WHAT YOU WILL DO – Pick out every line in the data below that holds "title".

RECORDS –
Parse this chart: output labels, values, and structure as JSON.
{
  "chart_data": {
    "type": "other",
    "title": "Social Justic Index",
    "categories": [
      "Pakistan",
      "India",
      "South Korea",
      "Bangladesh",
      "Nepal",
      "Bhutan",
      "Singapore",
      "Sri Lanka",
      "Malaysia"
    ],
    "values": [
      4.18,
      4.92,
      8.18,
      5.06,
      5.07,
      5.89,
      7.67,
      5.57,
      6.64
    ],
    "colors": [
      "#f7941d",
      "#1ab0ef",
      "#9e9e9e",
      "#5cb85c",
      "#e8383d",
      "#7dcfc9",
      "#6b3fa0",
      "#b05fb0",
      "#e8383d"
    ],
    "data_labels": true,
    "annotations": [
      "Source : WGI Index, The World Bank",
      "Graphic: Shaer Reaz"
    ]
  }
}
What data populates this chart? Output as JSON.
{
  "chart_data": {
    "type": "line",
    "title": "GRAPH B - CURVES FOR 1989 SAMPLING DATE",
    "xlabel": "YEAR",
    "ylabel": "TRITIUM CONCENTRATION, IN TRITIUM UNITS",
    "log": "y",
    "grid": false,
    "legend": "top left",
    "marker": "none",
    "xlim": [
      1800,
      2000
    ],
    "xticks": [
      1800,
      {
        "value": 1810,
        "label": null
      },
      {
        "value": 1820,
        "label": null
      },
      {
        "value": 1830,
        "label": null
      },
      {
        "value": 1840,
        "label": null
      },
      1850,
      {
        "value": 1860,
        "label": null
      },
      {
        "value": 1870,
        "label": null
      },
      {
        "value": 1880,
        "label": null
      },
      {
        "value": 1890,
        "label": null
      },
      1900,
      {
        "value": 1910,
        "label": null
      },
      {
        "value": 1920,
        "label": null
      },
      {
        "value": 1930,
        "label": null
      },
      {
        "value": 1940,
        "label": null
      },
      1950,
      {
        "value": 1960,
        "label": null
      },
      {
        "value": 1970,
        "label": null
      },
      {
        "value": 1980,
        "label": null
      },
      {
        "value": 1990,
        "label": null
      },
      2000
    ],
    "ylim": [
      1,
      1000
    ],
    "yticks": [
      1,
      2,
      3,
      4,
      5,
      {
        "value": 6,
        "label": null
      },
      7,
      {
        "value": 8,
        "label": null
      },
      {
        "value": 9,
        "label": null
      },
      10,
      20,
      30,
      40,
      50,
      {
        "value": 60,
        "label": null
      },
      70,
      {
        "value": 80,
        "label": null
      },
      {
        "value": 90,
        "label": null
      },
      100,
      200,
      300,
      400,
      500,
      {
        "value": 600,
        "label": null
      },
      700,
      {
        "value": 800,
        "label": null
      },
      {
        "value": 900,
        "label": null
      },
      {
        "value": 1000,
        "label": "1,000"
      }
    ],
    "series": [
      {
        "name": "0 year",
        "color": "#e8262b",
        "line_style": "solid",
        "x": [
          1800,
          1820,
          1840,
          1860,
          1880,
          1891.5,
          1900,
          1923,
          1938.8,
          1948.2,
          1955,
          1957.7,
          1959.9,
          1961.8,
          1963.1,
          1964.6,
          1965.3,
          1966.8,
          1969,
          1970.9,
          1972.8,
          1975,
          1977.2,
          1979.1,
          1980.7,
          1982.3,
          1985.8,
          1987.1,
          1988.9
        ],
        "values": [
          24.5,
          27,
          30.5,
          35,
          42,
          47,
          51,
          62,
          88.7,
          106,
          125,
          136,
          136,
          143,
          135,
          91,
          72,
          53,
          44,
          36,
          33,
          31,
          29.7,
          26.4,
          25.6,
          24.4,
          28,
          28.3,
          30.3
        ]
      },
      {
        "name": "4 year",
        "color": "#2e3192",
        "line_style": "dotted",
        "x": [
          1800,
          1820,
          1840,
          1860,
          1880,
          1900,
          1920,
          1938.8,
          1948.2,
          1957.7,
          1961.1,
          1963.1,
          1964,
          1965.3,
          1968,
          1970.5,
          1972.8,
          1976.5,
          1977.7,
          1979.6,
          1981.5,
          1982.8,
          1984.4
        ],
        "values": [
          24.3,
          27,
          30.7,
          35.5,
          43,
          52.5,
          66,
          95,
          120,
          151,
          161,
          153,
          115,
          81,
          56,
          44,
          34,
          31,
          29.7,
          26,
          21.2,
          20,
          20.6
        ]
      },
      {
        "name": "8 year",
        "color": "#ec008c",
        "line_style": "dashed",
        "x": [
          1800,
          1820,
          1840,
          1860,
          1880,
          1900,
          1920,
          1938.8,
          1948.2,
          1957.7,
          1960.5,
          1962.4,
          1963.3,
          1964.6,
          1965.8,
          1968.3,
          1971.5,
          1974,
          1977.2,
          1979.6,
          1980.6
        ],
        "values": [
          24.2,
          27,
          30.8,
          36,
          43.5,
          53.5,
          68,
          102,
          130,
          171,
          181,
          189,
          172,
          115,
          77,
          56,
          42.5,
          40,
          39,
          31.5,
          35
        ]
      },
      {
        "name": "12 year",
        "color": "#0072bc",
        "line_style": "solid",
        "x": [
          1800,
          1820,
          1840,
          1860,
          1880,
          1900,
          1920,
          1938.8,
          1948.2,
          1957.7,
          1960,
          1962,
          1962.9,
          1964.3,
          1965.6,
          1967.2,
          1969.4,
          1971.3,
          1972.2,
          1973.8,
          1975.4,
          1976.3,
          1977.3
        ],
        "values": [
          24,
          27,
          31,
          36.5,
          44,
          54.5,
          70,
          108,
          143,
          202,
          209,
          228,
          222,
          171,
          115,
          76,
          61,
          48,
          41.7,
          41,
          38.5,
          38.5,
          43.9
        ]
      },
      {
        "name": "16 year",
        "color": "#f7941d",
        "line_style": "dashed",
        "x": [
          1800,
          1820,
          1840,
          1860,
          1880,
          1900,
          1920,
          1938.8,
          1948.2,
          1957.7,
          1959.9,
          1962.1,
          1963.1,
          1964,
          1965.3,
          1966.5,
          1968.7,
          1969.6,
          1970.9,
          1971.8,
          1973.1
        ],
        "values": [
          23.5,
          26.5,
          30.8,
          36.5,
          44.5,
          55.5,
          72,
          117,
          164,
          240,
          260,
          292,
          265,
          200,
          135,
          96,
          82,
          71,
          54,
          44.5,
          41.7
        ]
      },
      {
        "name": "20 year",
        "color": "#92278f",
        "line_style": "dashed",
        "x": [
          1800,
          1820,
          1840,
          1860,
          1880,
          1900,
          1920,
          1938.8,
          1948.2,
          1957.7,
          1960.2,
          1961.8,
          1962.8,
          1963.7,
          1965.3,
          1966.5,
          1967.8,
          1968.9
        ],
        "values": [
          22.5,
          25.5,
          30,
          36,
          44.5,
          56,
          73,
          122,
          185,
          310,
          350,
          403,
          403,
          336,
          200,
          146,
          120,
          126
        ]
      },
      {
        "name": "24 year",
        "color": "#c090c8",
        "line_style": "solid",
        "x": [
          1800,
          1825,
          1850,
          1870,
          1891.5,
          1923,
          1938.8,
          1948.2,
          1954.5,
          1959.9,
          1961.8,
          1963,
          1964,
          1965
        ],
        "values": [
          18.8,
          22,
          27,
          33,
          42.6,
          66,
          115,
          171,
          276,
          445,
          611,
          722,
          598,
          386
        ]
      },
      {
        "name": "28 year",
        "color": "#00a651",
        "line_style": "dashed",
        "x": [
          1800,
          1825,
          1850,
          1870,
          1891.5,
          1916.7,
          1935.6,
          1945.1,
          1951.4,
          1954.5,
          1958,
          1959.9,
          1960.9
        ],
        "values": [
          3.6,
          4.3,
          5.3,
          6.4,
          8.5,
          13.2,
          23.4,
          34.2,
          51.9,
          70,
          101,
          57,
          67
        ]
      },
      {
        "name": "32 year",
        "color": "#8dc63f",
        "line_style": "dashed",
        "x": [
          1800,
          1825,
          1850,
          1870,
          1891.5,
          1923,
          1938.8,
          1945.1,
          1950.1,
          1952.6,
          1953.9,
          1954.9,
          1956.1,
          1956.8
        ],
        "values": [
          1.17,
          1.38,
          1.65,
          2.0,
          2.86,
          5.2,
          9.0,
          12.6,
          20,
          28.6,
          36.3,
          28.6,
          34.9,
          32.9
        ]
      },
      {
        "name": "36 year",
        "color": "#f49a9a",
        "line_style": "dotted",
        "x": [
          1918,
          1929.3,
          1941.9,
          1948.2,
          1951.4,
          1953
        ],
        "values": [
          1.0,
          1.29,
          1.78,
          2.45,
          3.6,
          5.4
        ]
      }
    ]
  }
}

RESULT –
    "title": "Social Justic Index",
    "title": "GRAPH B - CURVES FOR 1989 SAMPLING DATE",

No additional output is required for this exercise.